_WRITTEN REQUEST_. Find the lines of data that contain the string "this", then list them.

_Rows from a figure dataset_.
# # # # # # #
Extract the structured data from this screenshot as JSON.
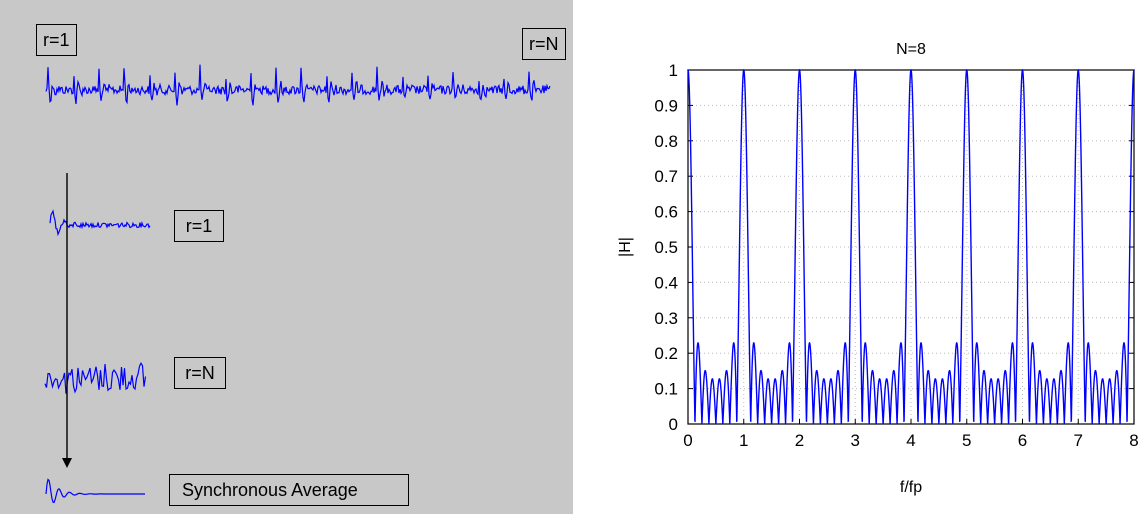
{
  "diagram": {
    "top_start_label": "r=1",
    "top_end_label": "r=N",
    "segment_first_label": "r=1",
    "segment_last_label": "r=N",
    "result_label": "Synchronous Average",
    "trace_color": "#0000ff",
    "panel_color": "#c8c8c8"
  },
  "chart_data": {
    "type": "line",
    "title": "N=8",
    "xlabel": "f/fp",
    "ylabel": "|H|",
    "xlim": [
      0,
      8
    ],
    "ylim": [
      0,
      1
    ],
    "x_ticks": [
      "0",
      "1",
      "2",
      "3",
      "4",
      "5",
      "6",
      "7",
      "8"
    ],
    "y_ticks": [
      "0",
      "0.1",
      "0.2",
      "0.3",
      "0.4",
      "0.5",
      "0.6",
      "0.7",
      "0.8",
      "0.9",
      "1"
    ],
    "grid": true,
    "N": 8,
    "peaks": [
      {
        "x": 0,
        "y": 1
      },
      {
        "x": 1,
        "y": 1
      },
      {
        "x": 2,
        "y": 1
      },
      {
        "x": 3,
        "y": 1
      },
      {
        "x": 4,
        "y": 1
      },
      {
        "x": 5,
        "y": 1
      },
      {
        "x": 6,
        "y": 1
      },
      {
        "x": 7,
        "y": 1
      },
      {
        "x": 8,
        "y": 1
      }
    ],
    "color": "#0000ff"
  }
}
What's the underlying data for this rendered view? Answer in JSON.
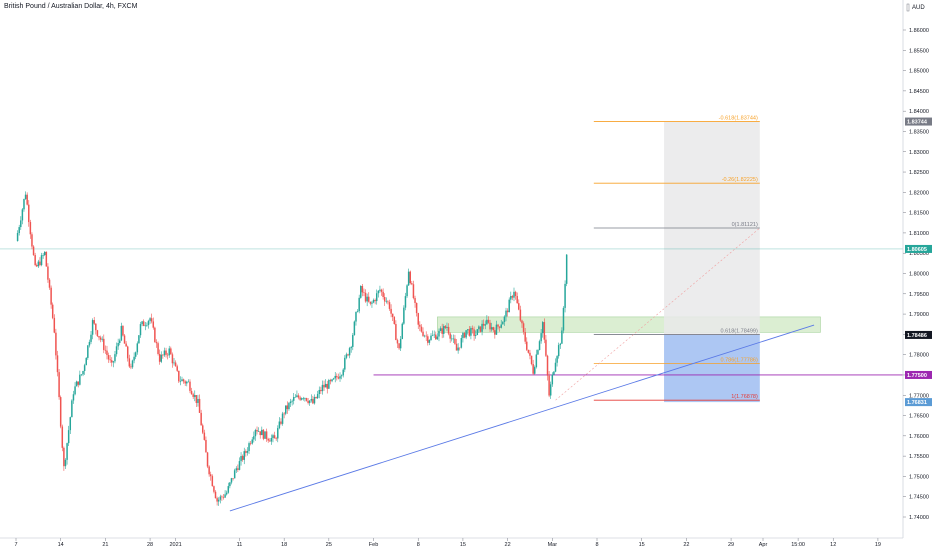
# # # # # # #
_FINISHED EXERCISE_.
Extract the structured data from this screenshot as JSON.
What's the underlying data for this rendered view? Answer in JSON.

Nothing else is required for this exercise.